== Task instructions ==
Word for word, restate the entries below, but exclude the images.

== Data records ==
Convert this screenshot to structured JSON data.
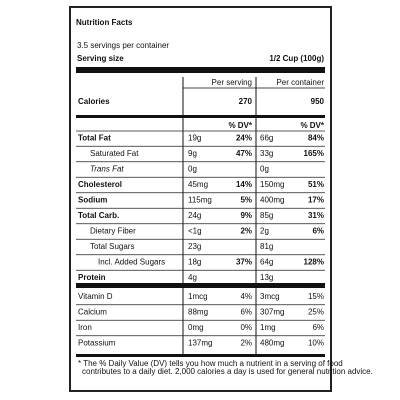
{
  "header": {
    "title": "Nutrition Facts",
    "servings": "3.5 servings per container",
    "serving_size_label": "Serving size",
    "serving_size_value": "1/2 Cup (100g)"
  },
  "columns": {
    "per_serving": "Per serving",
    "per_container": "Per container",
    "dv": "% DV*"
  },
  "calories": {
    "label": "Calories",
    "per_serving": "270",
    "per_container": "950"
  },
  "nutrients": [
    {
      "name": "Total Fat",
      "serving": "19g",
      "serving_dv": "24%",
      "container": "66g",
      "container_dv": "84%"
    },
    {
      "name": "Saturated Fat",
      "serving": "9g",
      "serving_dv": "47%",
      "container": "33g",
      "container_dv": "165%"
    },
    {
      "name": "Trans Fat",
      "serving": "0g",
      "container": "0g"
    },
    {
      "name": "Cholesterol",
      "serving": "45mg",
      "serving_dv": "14%",
      "container": "150mg",
      "container_dv": "51%"
    },
    {
      "name": "Sodium",
      "serving": "115mg",
      "serving_dv": "5%",
      "container": "400mg",
      "container_dv": "17%"
    },
    {
      "name": "Total Carb.",
      "serving": "24g",
      "serving_dv": "9%",
      "container": "85g",
      "container_dv": "31%"
    },
    {
      "name": "Dietary Fiber",
      "serving": "<1g",
      "serving_dv": "2%",
      "container": "2g",
      "container_dv": "6%"
    },
    {
      "name": "Total Sugars",
      "serving": "23g",
      "container": "81g"
    },
    {
      "name": "Incl. Added Sugars",
      "serving": "18g",
      "serving_dv": "37%",
      "container": "64g",
      "container_dv": "128%"
    },
    {
      "name": "Protein",
      "serving": "4g",
      "container": "13g"
    }
  ],
  "vitamins": [
    {
      "name": "Vitamin D",
      "serving": "1mcg",
      "serving_dv": "4%",
      "container": "3mcg",
      "container_dv": "15%"
    },
    {
      "name": "Calcium",
      "serving": "88mg",
      "serving_dv": "6%",
      "container": "307mg",
      "container_dv": "25%"
    },
    {
      "name": "Iron",
      "serving": "0mg",
      "serving_dv": "0%",
      "container": "1mg",
      "container_dv": "6%"
    },
    {
      "name": "Potassium",
      "serving": "137mg",
      "serving_dv": "2%",
      "container": "480mg",
      "container_dv": "10%"
    }
  ],
  "footnote": [
    "* The % Daily Value (DV) tells you how much a nutrient in a serving of food",
    "contributes to a daily diet. 2,000 calories a day is used for general nutrition advice."
  ]
}
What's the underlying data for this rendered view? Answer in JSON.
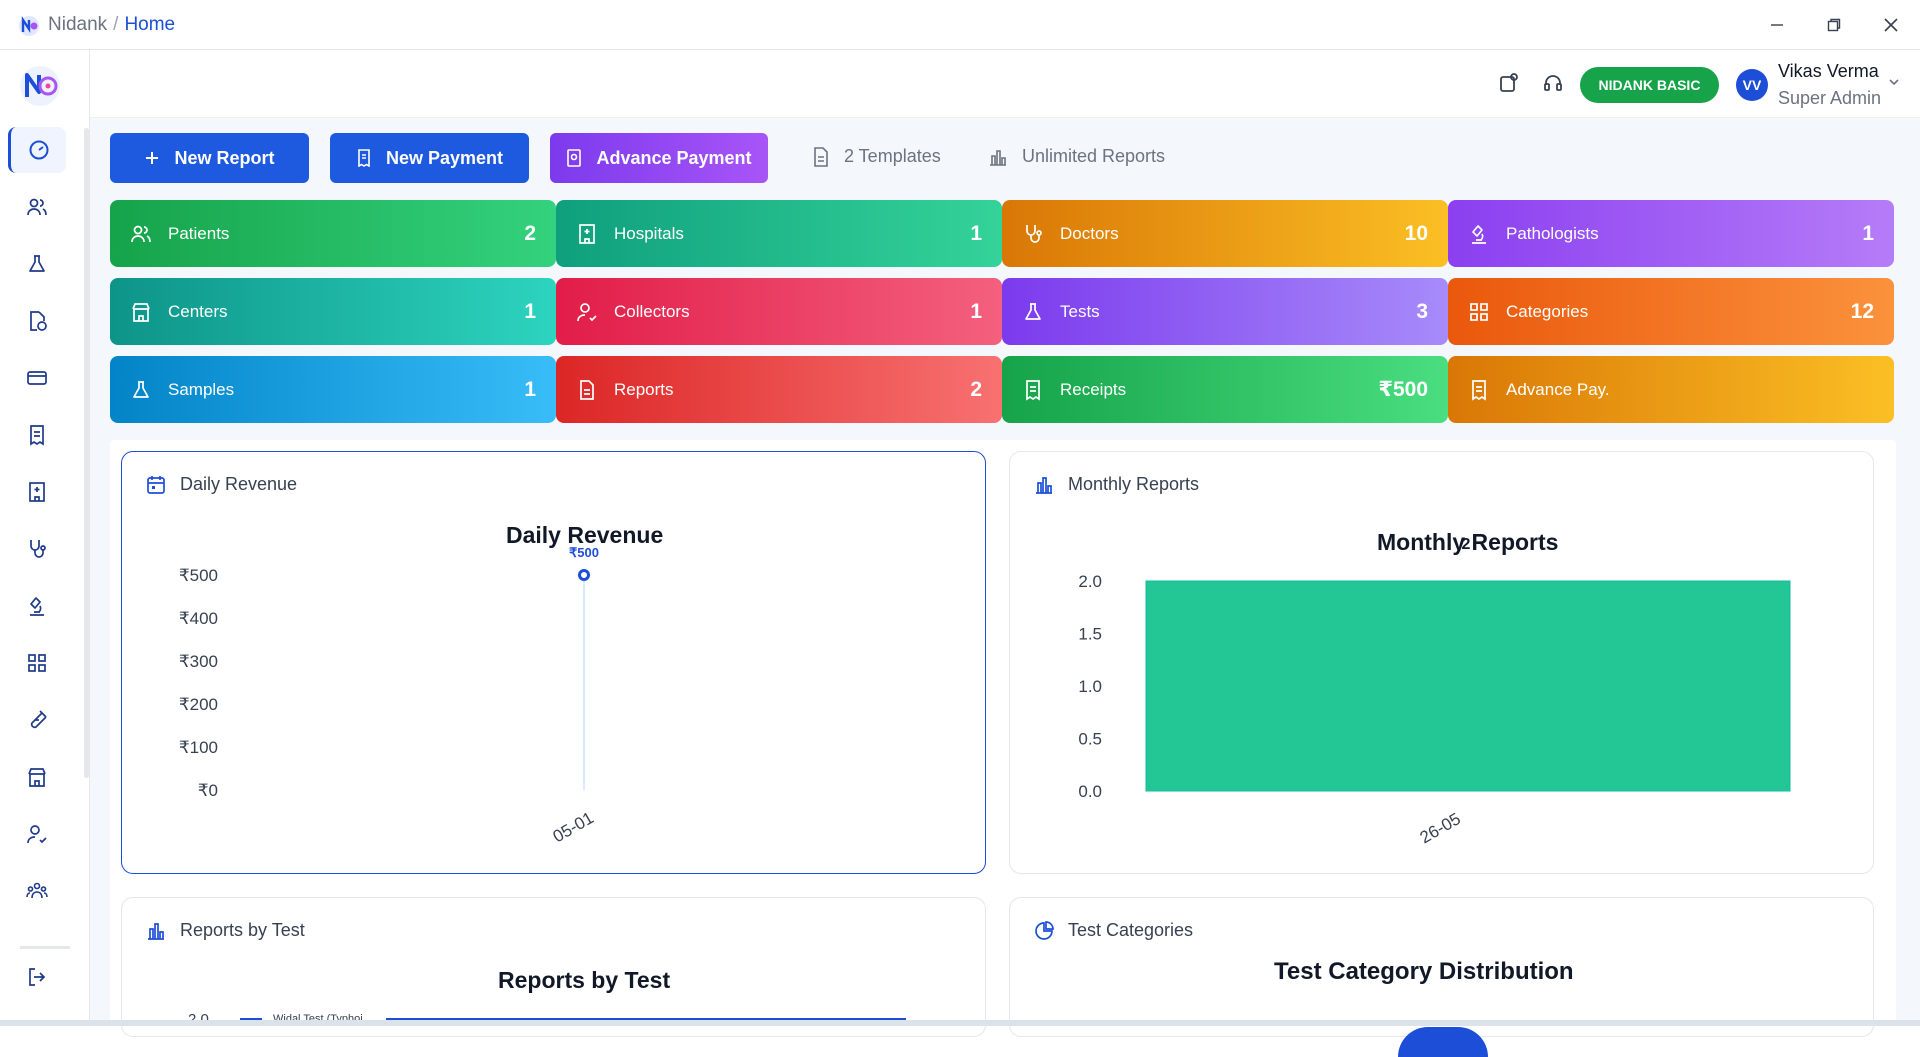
{
  "titlebar": {
    "app": "Nidank",
    "separator": "/",
    "current": "Home"
  },
  "header": {
    "plan": "NIDANK BASIC",
    "user": {
      "initials": "VV",
      "name": "Vikas Verma",
      "role": "Super Admin"
    }
  },
  "actions": {
    "new_report": "New Report",
    "new_payment": "New Payment",
    "advance_payment": "Advance Payment",
    "templates": "2 Templates",
    "reports_limit": "Unlimited Reports"
  },
  "cards": [
    {
      "label": "Patients",
      "count": "2"
    },
    {
      "label": "Hospitals",
      "count": "1"
    },
    {
      "label": "Doctors",
      "count": "10"
    },
    {
      "label": "Pathologists",
      "count": "1"
    },
    {
      "label": "Centers",
      "count": "1"
    },
    {
      "label": "Collectors",
      "count": "1"
    },
    {
      "label": "Tests",
      "count": "3"
    },
    {
      "label": "Categories",
      "count": "12"
    },
    {
      "label": "Samples",
      "count": "1"
    },
    {
      "label": "Reports",
      "count": "2"
    },
    {
      "label": "Receipts",
      "count": "₹500"
    },
    {
      "label": "Advance Pay.",
      "count": ""
    }
  ],
  "panels": {
    "daily": "Daily Revenue",
    "monthly": "Monthly Reports",
    "by_test": "Reports by Test",
    "categories": "Test Categories"
  },
  "chart_data": [
    {
      "type": "line",
      "title": "Daily Revenue",
      "x": [
        "05-01"
      ],
      "values": [
        500
      ],
      "data_label": "₹500",
      "yticks": [
        "₹0",
        "₹100",
        "₹200",
        "₹300",
        "₹400",
        "₹500"
      ],
      "ylim": [
        0,
        500
      ]
    },
    {
      "type": "bar",
      "title": "Monthly Reports",
      "categories": [
        "26-05"
      ],
      "values": [
        2
      ],
      "data_label": "2",
      "yticks": [
        "0.0",
        "0.5",
        "1.0",
        "1.5",
        "2.0"
      ],
      "ylim": [
        0,
        2
      ]
    },
    {
      "type": "bar",
      "title": "Reports by Test",
      "ytick_top": "2.0",
      "legend": "Widal Test (Typhoi"
    },
    {
      "type": "pie",
      "title": "Test Category Distribution"
    }
  ],
  "colors": {
    "primary": "#1d4ed8",
    "accent_purple": "#8b3ff0",
    "bar": "#22c795"
  }
}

== Exercise answer ==
Convert this screenshot to structured JSON data.
{
  "header": {
    "title": "Nutrition Facts",
    "servings": "3.5 servings per container",
    "serving_size_label": "Serving size",
    "serving_size_value": "1/2 Cup (100g)"
  },
  "columns": {
    "per_serving": "Per serving",
    "per_container": "Per container",
    "dv": "% DV*"
  },
  "calories": {
    "label": "Calories",
    "per_serving": "270",
    "per_container": "950"
  },
  "nutrients": [
    {
      "name": "Total Fat",
      "serving": "19g",
      "serving_dv": "24%",
      "container": "66g",
      "container_dv": "84%"
    },
    {
      "name": "Saturated Fat",
      "serving": "9g",
      "serving_dv": "47%",
      "container": "33g",
      "container_dv": "165%"
    },
    {
      "name": "Trans Fat",
      "serving": "0g",
      "container": "0g"
    },
    {
      "name": "Cholesterol",
      "serving": "45mg",
      "serving_dv": "14%",
      "container": "150mg",
      "container_dv": "51%"
    },
    {
      "name": "Sodium",
      "serving": "115mg",
      "serving_dv": "5%",
      "container": "400mg",
      "container_dv": "17%"
    },
    {
      "name": "Total Carb.",
      "serving": "24g",
      "serving_dv": "9%",
      "container": "85g",
      "container_dv": "31%"
    },
    {
      "name": "Dietary Fiber",
      "serving": "<1g",
      "serving_dv": "2%",
      "container": "2g",
      "container_dv": "6%"
    },
    {
      "name": "Total Sugars",
      "serving": "23g",
      "container": "81g"
    },
    {
      "name": "Incl. Added Sugars",
      "serving": "18g",
      "serving_dv": "37%",
      "container": "64g",
      "container_dv": "128%"
    },
    {
      "name": "Protein",
      "serving": "4g",
      "container": "13g"
    }
  ],
  "vitamins": [
    {
      "name": "Vitamin D",
      "serving": "1mcg",
      "serving_dv": "4%",
      "container": "3mcg",
      "container_dv": "15%"
    },
    {
      "name": "Calcium",
      "serving": "88mg",
      "serving_dv": "6%",
      "container": "307mg",
      "container_dv": "25%"
    },
    {
      "name": "Iron",
      "serving": "0mg",
      "serving_dv": "0%",
      "container": "1mg",
      "container_dv": "6%"
    },
    {
      "name": "Potassium",
      "serving": "137mg",
      "serving_dv": "2%",
      "container": "480mg",
      "container_dv": "10%"
    }
  ],
  "footnote": [
    "* The % Daily Value (DV) tells you how much a nutrient in a serving of food",
    "contributes to a daily diet. 2,000 calories a day is used for general nutrition advice."
  ]
}
What's the underlying data for this rendered view? Answer in JSON.
{
  "titlebar": {
    "app": "Nidank",
    "separator": "/",
    "current": "Home"
  },
  "header": {
    "plan": "NIDANK BASIC",
    "user": {
      "initials": "VV",
      "name": "Vikas Verma",
      "role": "Super Admin"
    }
  },
  "actions": {
    "new_report": "New Report",
    "new_payment": "New Payment",
    "advance_payment": "Advance Payment",
    "templates": "2 Templates",
    "reports_limit": "Unlimited Reports"
  },
  "cards": [
    {
      "label": "Patients",
      "count": "2"
    },
    {
      "label": "Hospitals",
      "count": "1"
    },
    {
      "label": "Doctors",
      "count": "10"
    },
    {
      "label": "Pathologists",
      "count": "1"
    },
    {
      "label": "Centers",
      "count": "1"
    },
    {
      "label": "Collectors",
      "count": "1"
    },
    {
      "label": "Tests",
      "count": "3"
    },
    {
      "label": "Categories",
      "count": "12"
    },
    {
      "label": "Samples",
      "count": "1"
    },
    {
      "label": "Reports",
      "count": "2"
    },
    {
      "label": "Receipts",
      "count": "₹500"
    },
    {
      "label": "Advance Pay.",
      "count": ""
    }
  ],
  "panels": {
    "daily": "Daily Revenue",
    "monthly": "Monthly Reports",
    "by_test": "Reports by Test",
    "categories": "Test Categories"
  },
  "chart_data": [
    {
      "type": "line",
      "title": "Daily Revenue",
      "x": [
        "05-01"
      ],
      "values": [
        500
      ],
      "data_label": "₹500",
      "yticks": [
        "₹0",
        "₹100",
        "₹200",
        "₹300",
        "₹400",
        "₹500"
      ],
      "ylim": [
        0,
        500
      ]
    },
    {
      "type": "bar",
      "title": "Monthly Reports",
      "categories": [
        "26-05"
      ],
      "values": [
        2
      ],
      "data_label": "2",
      "yticks": [
        "0.0",
        "0.5",
        "1.0",
        "1.5",
        "2.0"
      ],
      "ylim": [
        0,
        2
      ]
    },
    {
      "type": "bar",
      "title": "Reports by Test",
      "ytick_top": "2.0",
      "legend": "Widal Test (Typhoi"
    },
    {
      "type": "pie",
      "title": "Test Category Distribution"
    }
  ],
  "colors": {
    "primary": "#1d4ed8",
    "accent_purple": "#8b3ff0",
    "bar": "#22c795"
  }
}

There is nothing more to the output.